* [Do this] Pick out every line of the entries below where "nガソリン" occurs, and copy those lines.

○ ○ ○ ○

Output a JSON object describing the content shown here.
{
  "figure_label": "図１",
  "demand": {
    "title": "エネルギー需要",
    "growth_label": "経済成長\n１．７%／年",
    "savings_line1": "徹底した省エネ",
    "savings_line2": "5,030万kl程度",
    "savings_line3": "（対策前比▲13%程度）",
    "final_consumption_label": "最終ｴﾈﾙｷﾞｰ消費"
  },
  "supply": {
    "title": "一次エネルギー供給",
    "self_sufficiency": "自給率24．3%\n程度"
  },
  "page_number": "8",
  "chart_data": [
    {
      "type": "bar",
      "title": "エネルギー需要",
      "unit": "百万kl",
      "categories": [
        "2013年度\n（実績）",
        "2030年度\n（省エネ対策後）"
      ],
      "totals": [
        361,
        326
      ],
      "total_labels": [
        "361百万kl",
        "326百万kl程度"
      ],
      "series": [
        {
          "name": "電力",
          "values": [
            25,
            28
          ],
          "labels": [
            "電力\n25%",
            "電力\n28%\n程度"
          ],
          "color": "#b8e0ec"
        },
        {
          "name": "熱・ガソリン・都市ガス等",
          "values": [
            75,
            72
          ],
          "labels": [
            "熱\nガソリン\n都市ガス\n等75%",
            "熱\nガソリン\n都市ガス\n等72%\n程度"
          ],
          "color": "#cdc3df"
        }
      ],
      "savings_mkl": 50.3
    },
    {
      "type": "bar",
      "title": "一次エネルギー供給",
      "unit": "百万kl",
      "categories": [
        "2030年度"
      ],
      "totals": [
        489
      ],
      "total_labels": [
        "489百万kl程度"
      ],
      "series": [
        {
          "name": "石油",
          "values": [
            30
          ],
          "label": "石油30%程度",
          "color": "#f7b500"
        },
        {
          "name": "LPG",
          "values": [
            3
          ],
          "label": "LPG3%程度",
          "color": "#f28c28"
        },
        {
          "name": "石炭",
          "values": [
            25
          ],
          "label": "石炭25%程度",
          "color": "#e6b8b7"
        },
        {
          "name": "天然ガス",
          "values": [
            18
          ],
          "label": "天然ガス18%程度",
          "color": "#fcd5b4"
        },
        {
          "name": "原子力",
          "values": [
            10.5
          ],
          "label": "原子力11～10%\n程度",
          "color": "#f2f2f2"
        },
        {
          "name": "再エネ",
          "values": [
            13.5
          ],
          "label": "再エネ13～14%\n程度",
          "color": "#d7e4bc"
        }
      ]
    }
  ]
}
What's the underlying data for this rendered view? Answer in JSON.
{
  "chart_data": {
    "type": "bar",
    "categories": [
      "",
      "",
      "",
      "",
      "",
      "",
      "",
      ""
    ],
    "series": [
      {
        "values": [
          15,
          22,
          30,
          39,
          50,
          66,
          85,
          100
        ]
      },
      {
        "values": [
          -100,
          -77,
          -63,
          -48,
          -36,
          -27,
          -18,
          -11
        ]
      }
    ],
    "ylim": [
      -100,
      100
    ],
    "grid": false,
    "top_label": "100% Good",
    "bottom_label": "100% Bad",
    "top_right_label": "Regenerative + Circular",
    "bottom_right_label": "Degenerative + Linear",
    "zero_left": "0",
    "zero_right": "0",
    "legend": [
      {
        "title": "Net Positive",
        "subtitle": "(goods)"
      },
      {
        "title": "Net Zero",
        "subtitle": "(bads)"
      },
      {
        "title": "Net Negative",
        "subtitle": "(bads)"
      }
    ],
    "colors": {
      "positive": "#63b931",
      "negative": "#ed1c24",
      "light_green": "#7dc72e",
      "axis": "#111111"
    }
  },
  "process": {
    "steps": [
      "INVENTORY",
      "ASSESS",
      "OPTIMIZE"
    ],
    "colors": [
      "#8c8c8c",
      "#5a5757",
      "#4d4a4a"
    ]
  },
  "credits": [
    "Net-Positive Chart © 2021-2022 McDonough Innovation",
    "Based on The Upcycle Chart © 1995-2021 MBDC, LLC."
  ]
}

○ ○ ○ ○

* [Full response]
            "熱\nガソリン\n都市ガス\n等75%",
            "熱\nガソリン\n都市ガス\n等72%\n程度"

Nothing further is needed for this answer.